◆ Exercise prompt
What follows is a listing; restate every line of it word for word.
*** Records for this task
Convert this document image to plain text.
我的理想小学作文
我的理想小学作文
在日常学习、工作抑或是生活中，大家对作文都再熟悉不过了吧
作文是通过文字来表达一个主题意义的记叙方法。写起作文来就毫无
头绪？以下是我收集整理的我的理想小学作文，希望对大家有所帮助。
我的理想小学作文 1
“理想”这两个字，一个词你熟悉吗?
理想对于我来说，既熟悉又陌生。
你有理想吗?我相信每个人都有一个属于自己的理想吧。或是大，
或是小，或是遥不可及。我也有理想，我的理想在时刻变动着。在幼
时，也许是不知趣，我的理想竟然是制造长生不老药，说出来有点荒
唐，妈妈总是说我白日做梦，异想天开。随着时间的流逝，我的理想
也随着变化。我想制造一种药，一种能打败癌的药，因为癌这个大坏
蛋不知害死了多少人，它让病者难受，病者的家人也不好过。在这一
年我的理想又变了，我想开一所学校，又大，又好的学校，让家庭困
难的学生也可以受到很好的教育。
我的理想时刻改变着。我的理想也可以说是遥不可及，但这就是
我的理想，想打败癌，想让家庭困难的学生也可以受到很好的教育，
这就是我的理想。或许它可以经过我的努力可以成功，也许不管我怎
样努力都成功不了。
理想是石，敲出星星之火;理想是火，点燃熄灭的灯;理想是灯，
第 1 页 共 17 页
******
◆ Answer to the exercise
Convert this document image to plain text.
我的理想小学作文
我的理想小学作文
在日常学习、工作抑或是生活中，大家对作文都再熟悉不过了吧
作文是通过文字来表达一个主题意义的记叙方法。写起作文来就毫无
头绪？以下是我收集整理的我的理想小学作文，希望对大家有所帮助。
我的理想小学作文 1
“理想”这两个字，一个词你熟悉吗?
理想对于我来说，既熟悉又陌生。
你有理想吗?我相信每个人都有一个属于自己的理想吧。或是大，
或是小，或是遥不可及。我也有理想，我的理想在时刻变动着。在幼
时，也许是不知趣，我的理想竟然是制造长生不老药，说出来有点荒
唐，妈妈总是说我白日做梦，异想天开。随着时间的流逝，我的理想
也随着变化。我想制造一种药，一种能打败癌的药，因为癌这个大坏
蛋不知害死了多少人，它让病者难受，病者的家人也不好过。在这一
年我的理想又变了，我想开一所学校，又大，又好的学校，让家庭困
难的学生也可以受到很好的教育。
我的理想时刻改变着。我的理想也可以说是遥不可及，但这就是
我的理想，想打败癌，想让家庭困难的学生也可以受到很好的教育，
这就是我的理想。或许它可以经过我的努力可以成功，也许不管我怎
样努力都成功不了。
理想是石，敲出星星之火;理想是火，点燃熄灭的灯;理想是灯，
第 1 页 共 17 页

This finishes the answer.